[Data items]
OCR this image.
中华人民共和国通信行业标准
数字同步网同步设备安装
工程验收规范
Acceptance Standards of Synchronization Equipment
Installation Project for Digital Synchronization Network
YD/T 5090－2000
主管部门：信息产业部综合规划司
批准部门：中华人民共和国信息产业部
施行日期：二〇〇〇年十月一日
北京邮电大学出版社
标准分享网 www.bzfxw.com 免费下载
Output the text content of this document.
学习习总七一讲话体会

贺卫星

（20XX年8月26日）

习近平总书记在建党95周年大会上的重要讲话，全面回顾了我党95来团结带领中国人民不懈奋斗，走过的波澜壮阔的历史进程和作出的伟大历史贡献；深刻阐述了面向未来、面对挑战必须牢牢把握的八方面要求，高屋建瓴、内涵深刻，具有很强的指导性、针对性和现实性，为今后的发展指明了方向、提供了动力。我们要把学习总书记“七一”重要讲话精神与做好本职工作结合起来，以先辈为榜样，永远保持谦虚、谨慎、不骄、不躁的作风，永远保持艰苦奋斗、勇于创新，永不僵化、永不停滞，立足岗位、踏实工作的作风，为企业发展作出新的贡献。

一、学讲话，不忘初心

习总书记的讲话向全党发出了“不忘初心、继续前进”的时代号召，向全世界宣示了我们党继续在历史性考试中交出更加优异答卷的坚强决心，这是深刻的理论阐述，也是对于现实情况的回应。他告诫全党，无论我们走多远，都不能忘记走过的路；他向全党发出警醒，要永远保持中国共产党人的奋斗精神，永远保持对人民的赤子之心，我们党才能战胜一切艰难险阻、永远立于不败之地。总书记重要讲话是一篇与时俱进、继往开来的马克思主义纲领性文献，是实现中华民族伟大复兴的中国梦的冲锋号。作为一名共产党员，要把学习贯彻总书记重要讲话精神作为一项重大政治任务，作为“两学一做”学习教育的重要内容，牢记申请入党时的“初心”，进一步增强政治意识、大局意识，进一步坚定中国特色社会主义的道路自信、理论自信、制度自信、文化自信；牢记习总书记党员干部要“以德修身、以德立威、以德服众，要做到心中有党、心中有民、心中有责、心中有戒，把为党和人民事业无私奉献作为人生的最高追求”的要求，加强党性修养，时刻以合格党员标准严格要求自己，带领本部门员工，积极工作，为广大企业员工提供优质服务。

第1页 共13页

...

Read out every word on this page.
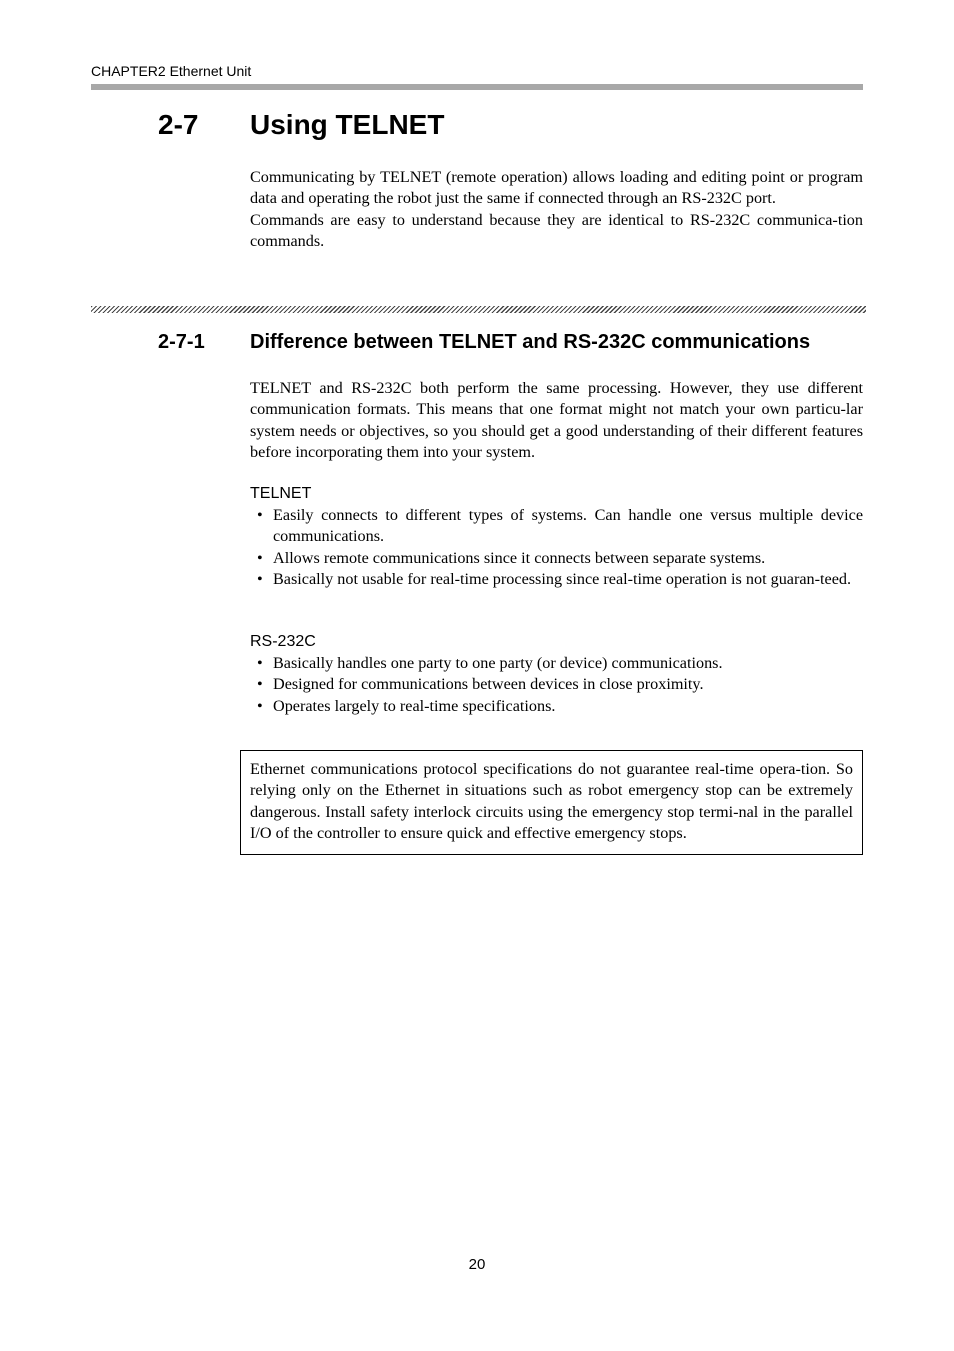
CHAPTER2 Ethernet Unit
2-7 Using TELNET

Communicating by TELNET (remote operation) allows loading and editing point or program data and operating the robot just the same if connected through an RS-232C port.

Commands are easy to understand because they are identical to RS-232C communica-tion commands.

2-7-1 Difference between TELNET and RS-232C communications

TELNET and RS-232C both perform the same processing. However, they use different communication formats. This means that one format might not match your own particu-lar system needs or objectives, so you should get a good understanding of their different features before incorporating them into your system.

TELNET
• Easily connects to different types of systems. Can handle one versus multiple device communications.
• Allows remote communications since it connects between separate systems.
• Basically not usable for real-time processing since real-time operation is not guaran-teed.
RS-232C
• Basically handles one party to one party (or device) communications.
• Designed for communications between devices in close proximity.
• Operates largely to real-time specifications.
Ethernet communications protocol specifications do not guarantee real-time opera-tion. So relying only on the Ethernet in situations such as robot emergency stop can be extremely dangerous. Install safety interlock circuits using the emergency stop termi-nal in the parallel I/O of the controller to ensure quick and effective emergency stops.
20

Instructions to follow:
Where a line of the records above holds the word "Synchronization", copy that line.

Response:
Acceptance Standards of Synchronization Equipment
Installation Project for Digital Synchronization Network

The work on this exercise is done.